• _WORK REQUIRED_: Leave out the pictures and restate the rest of the data exactly.

• _Data records_:
——

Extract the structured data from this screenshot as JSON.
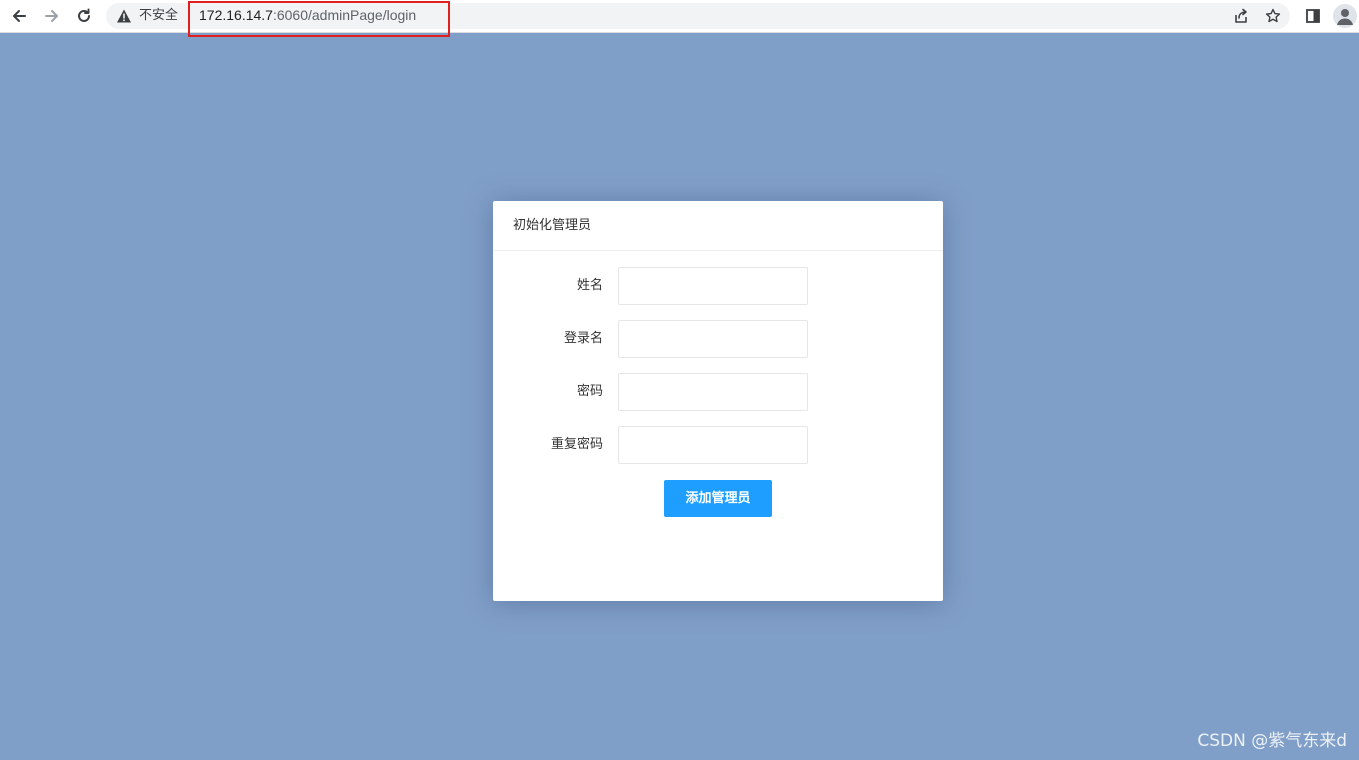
{
  "browser": {
    "security_label": "不安全",
    "url_host": "172.16.14.7",
    "url_rest": ":6060/adminPage/login",
    "icons": [
      "back-arrow-icon",
      "forward-arrow-icon",
      "reload-icon",
      "warning-icon",
      "share-icon",
      "star-icon",
      "sidebar-panel-icon",
      "profile-icon"
    ],
    "highlight_color": "#e0201f"
  },
  "dialog": {
    "title": "初始化管理员",
    "fields": [
      {
        "label": "姓名",
        "value": "",
        "placeholder": ""
      },
      {
        "label": "登录名",
        "value": "",
        "placeholder": ""
      },
      {
        "label": "密码",
        "value": "",
        "placeholder": ""
      },
      {
        "label": "重复密码",
        "value": "",
        "placeholder": ""
      }
    ],
    "submit_label": "添加管理员"
  },
  "watermark": "CSDN @紫气东来d",
  "colors": {
    "page_background": "#809fc8",
    "button": "#1e9fff",
    "dialog_background": "#ffffff"
  }
}
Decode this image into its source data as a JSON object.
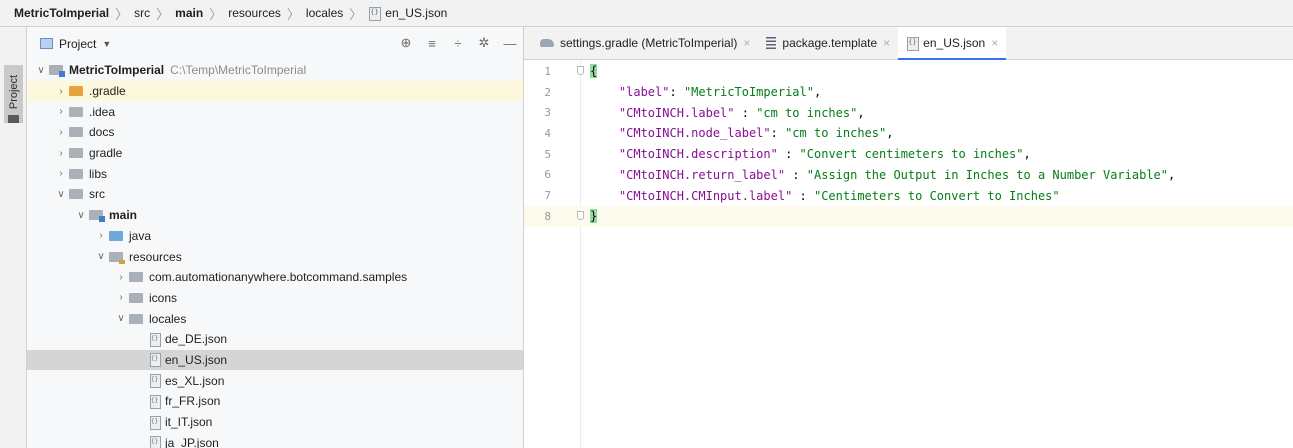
{
  "breadcrumb": {
    "items": [
      "MetricToImperial",
      "src",
      "main",
      "resources",
      "locales",
      "en_US.json"
    ],
    "bold": [
      true,
      false,
      true,
      false,
      false,
      false
    ]
  },
  "tool_stripe": {
    "project_label": "Project"
  },
  "project_panel": {
    "title": "Project",
    "header_icons": [
      "target-icon",
      "collapse-icon",
      "expand-icon",
      "settings-icon",
      "hide-icon"
    ],
    "tree": [
      {
        "depth": 0,
        "arrow": "down",
        "icon": "module",
        "name": "MetricToImperial",
        "bold": true,
        "path": "C:\\Temp\\MetricToImperial"
      },
      {
        "depth": 1,
        "arrow": "right",
        "icon": "orange",
        "name": ".gradle",
        "highlight": "yellow"
      },
      {
        "depth": 1,
        "arrow": "right",
        "icon": "folder",
        "name": ".idea"
      },
      {
        "depth": 1,
        "arrow": "right",
        "icon": "folder",
        "name": "docs"
      },
      {
        "depth": 1,
        "arrow": "right",
        "icon": "folder",
        "name": "gradle"
      },
      {
        "depth": 1,
        "arrow": "right",
        "icon": "folder",
        "name": "libs"
      },
      {
        "depth": 1,
        "arrow": "down",
        "icon": "folder",
        "name": "src"
      },
      {
        "depth": 2,
        "arrow": "down",
        "icon": "module",
        "name": "main",
        "bold": true
      },
      {
        "depth": 3,
        "arrow": "right",
        "icon": "blue",
        "name": "java"
      },
      {
        "depth": 3,
        "arrow": "down",
        "icon": "res",
        "name": "resources"
      },
      {
        "depth": 4,
        "arrow": "right",
        "icon": "folder",
        "name": "com.automationanywhere.botcommand.samples"
      },
      {
        "depth": 4,
        "arrow": "right",
        "icon": "folder",
        "name": "icons"
      },
      {
        "depth": 4,
        "arrow": "down",
        "icon": "folder",
        "name": "locales"
      },
      {
        "depth": 5,
        "arrow": "none",
        "icon": "json",
        "name": "de_DE.json"
      },
      {
        "depth": 5,
        "arrow": "none",
        "icon": "json",
        "name": "en_US.json",
        "highlight": "selected"
      },
      {
        "depth": 5,
        "arrow": "none",
        "icon": "json",
        "name": "es_XL.json"
      },
      {
        "depth": 5,
        "arrow": "none",
        "icon": "json",
        "name": "fr_FR.json"
      },
      {
        "depth": 5,
        "arrow": "none",
        "icon": "json",
        "name": "it_IT.json"
      },
      {
        "depth": 5,
        "arrow": "none",
        "icon": "json",
        "name": "ja_JP.json"
      }
    ]
  },
  "editor": {
    "tabs": [
      {
        "label": "settings.gradle (MetricToImperial)",
        "icon": "gradle",
        "active": false
      },
      {
        "label": "package.template",
        "icon": "text",
        "active": false
      },
      {
        "label": "en_US.json",
        "icon": "json",
        "active": true
      }
    ],
    "lines": [
      {
        "n": "1",
        "parts": [
          {
            "t": "{",
            "c": "brace-hl"
          }
        ]
      },
      {
        "n": "2",
        "parts": [
          {
            "t": "    "
          },
          {
            "t": "\"label\"",
            "c": "k"
          },
          {
            "t": ": "
          },
          {
            "t": "\"MetricToImperial\"",
            "c": "s"
          },
          {
            "t": ","
          }
        ]
      },
      {
        "n": "3",
        "parts": [
          {
            "t": "    "
          },
          {
            "t": "\"CMtoINCH.label\"",
            "c": "k"
          },
          {
            "t": " : "
          },
          {
            "t": "\"cm to inches\"",
            "c": "s"
          },
          {
            "t": ","
          }
        ]
      },
      {
        "n": "4",
        "parts": [
          {
            "t": "    "
          },
          {
            "t": "\"CMtoINCH.node_label\"",
            "c": "k"
          },
          {
            "t": ": "
          },
          {
            "t": "\"cm to inches\"",
            "c": "s"
          },
          {
            "t": ","
          }
        ]
      },
      {
        "n": "5",
        "parts": [
          {
            "t": "    "
          },
          {
            "t": "\"CMtoINCH.description\"",
            "c": "k"
          },
          {
            "t": " : "
          },
          {
            "t": "\"Convert centimeters to inches\"",
            "c": "s"
          },
          {
            "t": ","
          }
        ]
      },
      {
        "n": "6",
        "parts": [
          {
            "t": "    "
          },
          {
            "t": "\"CMtoINCH.return_label\"",
            "c": "k"
          },
          {
            "t": " : "
          },
          {
            "t": "\"Assign the Output in Inches to a Number Variable\"",
            "c": "s"
          },
          {
            "t": ","
          }
        ]
      },
      {
        "n": "7",
        "parts": [
          {
            "t": "    "
          },
          {
            "t": "\"CMtoINCH.CMInput.label\"",
            "c": "k"
          },
          {
            "t": " : "
          },
          {
            "t": "\"Centimeters to Convert to Inches\"",
            "c": "s"
          }
        ]
      },
      {
        "n": "8",
        "parts": [
          {
            "t": "}",
            "c": "brace-hl"
          }
        ],
        "current": true
      }
    ]
  }
}
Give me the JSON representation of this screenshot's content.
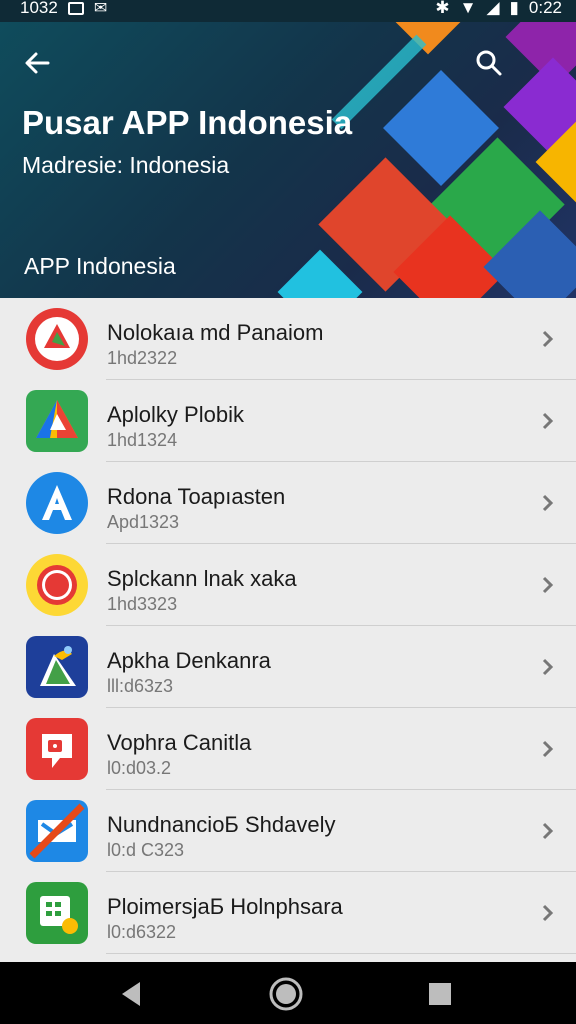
{
  "status_bar": {
    "time_left": "1032",
    "time_right": "0:22"
  },
  "header": {
    "title": "Pusar APP Indonesia",
    "subtitle": "Madresie: Indonesia",
    "section_label": "APP Indonesia"
  },
  "apps": [
    {
      "name": "Nolokaıa md Panaiom",
      "sub": "1hd2322",
      "icon": "triangle-logo-icon",
      "color": "#e53935"
    },
    {
      "name": "Aplolky Plobik",
      "sub": "1hd1324",
      "icon": "drive-triangle-icon",
      "color": "#34a853"
    },
    {
      "name": "Rdona Toapıasten",
      "sub": "Apd1323",
      "icon": "letter-a-icon",
      "color": "#1e88e5"
    },
    {
      "name": "Splckann lnak xaka",
      "sub": "1hd3323",
      "icon": "ring-icon",
      "color": "#fdd835"
    },
    {
      "name": "Apkha Denkanra",
      "sub": "lll:d63z3",
      "icon": "bird-logo-icon",
      "color": "#1e3f9a"
    },
    {
      "name": "Vophra Canitla",
      "sub": "l0:d03.2",
      "icon": "chat-tag-icon",
      "color": "#e53935"
    },
    {
      "name": "NundnancioБ Shdavely",
      "sub": "l0:d C323",
      "icon": "slash-logo-icon",
      "color": "#1e88e5"
    },
    {
      "name": "PloimersjaБ Holnphsara",
      "sub": "l0:d6322",
      "icon": "calendar-icon",
      "color": "#2e9e3e"
    }
  ],
  "colors": {
    "header_dark": "#13344a",
    "list_bg": "#ececec",
    "nav_bg": "#000000"
  }
}
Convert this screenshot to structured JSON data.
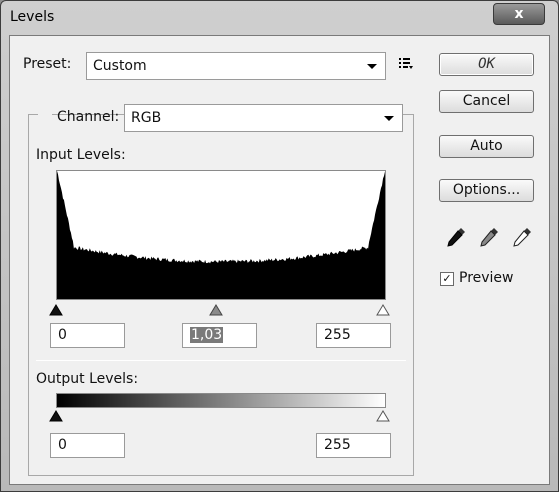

——

• _SOLVED PROBLEM_:
Extract the structured data from this screenshot as JSON.
{
  "browser": {
    "security_label": "不安全",
    "url_host": "172.16.14.7",
    "url_rest": ":6060/adminPage/login",
    "icons": [
      "back-arrow-icon",
      "forward-arrow-icon",
      "reload-icon",
      "warning-icon",
      "share-icon",
      "star-icon",
      "sidebar-panel-icon",
      "profile-icon"
    ],
    "highlight_color": "#e0201f"
  },
  "dialog": {
    "title": "初始化管理员",
    "fields": [
      {
        "label": "姓名",
        "value": "",
        "placeholder": ""
      },
      {
        "label": "登录名",
        "value": "",
        "placeholder": ""
      },
      {
        "label": "密码",
        "value": "",
        "placeholder": ""
      },
      {
        "label": "重复密码",
        "value": "",
        "placeholder": ""
      }
    ],
    "submit_label": "添加管理员"
  },
  "watermark": "CSDN @紫气东来d",
  "colors": {
    "page_background": "#809fc8",
    "button": "#1e9fff",
    "dialog_background": "#ffffff"
  }
}
Decode this image into its source data as a JSON object.
{
  "breadcrumb": {
    "items": [
      "MetricToImperial",
      "src",
      "main",
      "resources",
      "locales",
      "en_US.json"
    ],
    "bold": [
      true,
      false,
      true,
      false,
      false,
      false
    ]
  },
  "tool_stripe": {
    "project_label": "Project"
  },
  "project_panel": {
    "title": "Project",
    "header_icons": [
      "target-icon",
      "collapse-icon",
      "expand-icon",
      "settings-icon",
      "hide-icon"
    ],
    "tree": [
      {
        "depth": 0,
        "arrow": "down",
        "icon": "module",
        "name": "MetricToImperial",
        "bold": true,
        "path": "C:\\Temp\\MetricToImperial"
      },
      {
        "depth": 1,
        "arrow": "right",
        "icon": "orange",
        "name": ".gradle",
        "highlight": "yellow"
      },
      {
        "depth": 1,
        "arrow": "right",
        "icon": "folder",
        "name": ".idea"
      },
      {
        "depth": 1,
        "arrow": "right",
        "icon": "folder",
        "name": "docs"
      },
      {
        "depth": 1,
        "arrow": "right",
        "icon": "folder",
        "name": "gradle"
      },
      {
        "depth": 1,
        "arrow": "right",
        "icon": "folder",
        "name": "libs"
      },
      {
        "depth": 1,
        "arrow": "down",
        "icon": "folder",
        "name": "src"
      },
      {
        "depth": 2,
        "arrow": "down",
        "icon": "module",
        "name": "main",
        "bold": true
      },
      {
        "depth": 3,
        "arrow": "right",
        "icon": "blue",
        "name": "java"
      },
      {
        "depth": 3,
        "arrow": "down",
        "icon": "res",
        "name": "resources"
      },
      {
        "depth": 4,
        "arrow": "right",
        "icon": "folder",
        "name": "com.automationanywhere.botcommand.samples"
      },
      {
        "depth": 4,
        "arrow": "right",
        "icon": "folder",
        "name": "icons"
      },
      {
        "depth": 4,
        "arrow": "down",
        "icon": "folder",
        "name": "locales"
      },
      {
        "depth": 5,
        "arrow": "none",
        "icon": "json",
        "name": "de_DE.json"
      },
      {
        "depth": 5,
        "arrow": "none",
        "icon": "json",
        "name": "en_US.json",
        "highlight": "selected"
      },
      {
        "depth": 5,
        "arrow": "none",
        "icon": "json",
        "name": "es_XL.json"
      },
      {
        "depth": 5,
        "arrow": "none",
        "icon": "json",
        "name": "fr_FR.json"
      },
      {
        "depth": 5,
        "arrow": "none",
        "icon": "json",
        "name": "it_IT.json"
      },
      {
        "depth": 5,
        "arrow": "none",
        "icon": "json",
        "name": "ja_JP.json"
      }
    ]
  },
  "editor": {
    "tabs": [
      {
        "label": "settings.gradle (MetricToImperial)",
        "icon": "gradle",
        "active": false
      },
      {
        "label": "package.template",
        "icon": "text",
        "active": false
      },
      {
        "label": "en_US.json",
        "icon": "json",
        "active": true
      }
    ],
    "lines": [
      {
        "n": "1",
        "parts": [
          {
            "t": "{",
            "c": "brace-hl"
          }
        ]
      },
      {
        "n": "2",
        "parts": [
          {
            "t": "    "
          },
          {
            "t": "\"label\"",
            "c": "k"
          },
          {
            "t": ": "
          },
          {
            "t": "\"MetricToImperial\"",
            "c": "s"
          },
          {
            "t": ","
          }
        ]
      },
      {
        "n": "3",
        "parts": [
          {
            "t": "    "
          },
          {
            "t": "\"CMtoINCH.label\"",
            "c": "k"
          },
          {
            "t": " : "
          },
          {
            "t": "\"cm to inches\"",
            "c": "s"
          },
          {
            "t": ","
          }
        ]
      },
      {
        "n": "4",
        "parts": [
          {
            "t": "    "
          },
          {
            "t": "\"CMtoINCH.node_label\"",
            "c": "k"
          },
          {
            "t": ": "
          },
          {
            "t": "\"cm to inches\"",
            "c": "s"
          },
          {
            "t": ","
          }
        ]
      },
      {
        "n": "5",
        "parts": [
          {
            "t": "    "
          },
          {
            "t": "\"CMtoINCH.description\"",
            "c": "k"
          },
          {
            "t": " : "
          },
          {
            "t": "\"Convert centimeters to inches\"",
            "c": "s"
          },
          {
            "t": ","
          }
        ]
      },
      {
        "n": "6",
        "parts": [
          {
            "t": "    "
          },
          {
            "t": "\"CMtoINCH.return_label\"",
            "c": "k"
          },
          {
            "t": " : "
          },
          {
            "t": "\"Assign the Output in Inches to a Number Variable\"",
            "c": "s"
          },
          {
            "t": ","
          }
        ]
      },
      {
        "n": "7",
        "parts": [
          {
            "t": "    "
          },
          {
            "t": "\"CMtoINCH.CMInput.label\"",
            "c": "k"
          },
          {
            "t": " : "
          },
          {
            "t": "\"Centimeters to Convert to Inches\"",
            "c": "s"
          }
        ]
      },
      {
        "n": "8",
        "parts": [
          {
            "t": "}",
            "c": "brace-hl"
          }
        ],
        "current": true
      }
    ]
  }
}
Give me the JSON representation of this screenshot's content.
{
  "status_bar": {
    "time_left": "1032",
    "time_right": "0:22"
  },
  "header": {
    "title": "Pusar APP Indonesia",
    "subtitle": "Madresie: Indonesia",
    "section_label": "APP Indonesia"
  },
  "apps": [
    {
      "name": "Nolokaıa md Panaiom",
      "sub": "1hd2322",
      "icon": "triangle-logo-icon",
      "color": "#e53935"
    },
    {
      "name": "Aplolky Plobik",
      "sub": "1hd1324",
      "icon": "drive-triangle-icon",
      "color": "#34a853"
    },
    {
      "name": "Rdona Toapıasten",
      "sub": "Apd1323",
      "icon": "letter-a-icon",
      "color": "#1e88e5"
    },
    {
      "name": "Splckann lnak xaka",
      "sub": "1hd3323",
      "icon": "ring-icon",
      "color": "#fdd835"
    },
    {
      "name": "Apkha Denkanra",
      "sub": "lll:d63z3",
      "icon": "bird-logo-icon",
      "color": "#1e3f9a"
    },
    {
      "name": "Vophra Canitla",
      "sub": "l0:d03.2",
      "icon": "chat-tag-icon",
      "color": "#e53935"
    },
    {
      "name": "NundnancioБ Shdavely",
      "sub": "l0:d C323",
      "icon": "slash-logo-icon",
      "color": "#1e88e5"
    },
    {
      "name": "PloimersjaБ Holnphsara",
      "sub": "l0:d6322",
      "icon": "calendar-icon",
      "color": "#2e9e3e"
    }
  ],
  "colors": {
    "header_dark": "#13344a",
    "list_bg": "#ececec",
    "nav_bg": "#000000"
  }
}
Convert this screenshot to structured JSON data.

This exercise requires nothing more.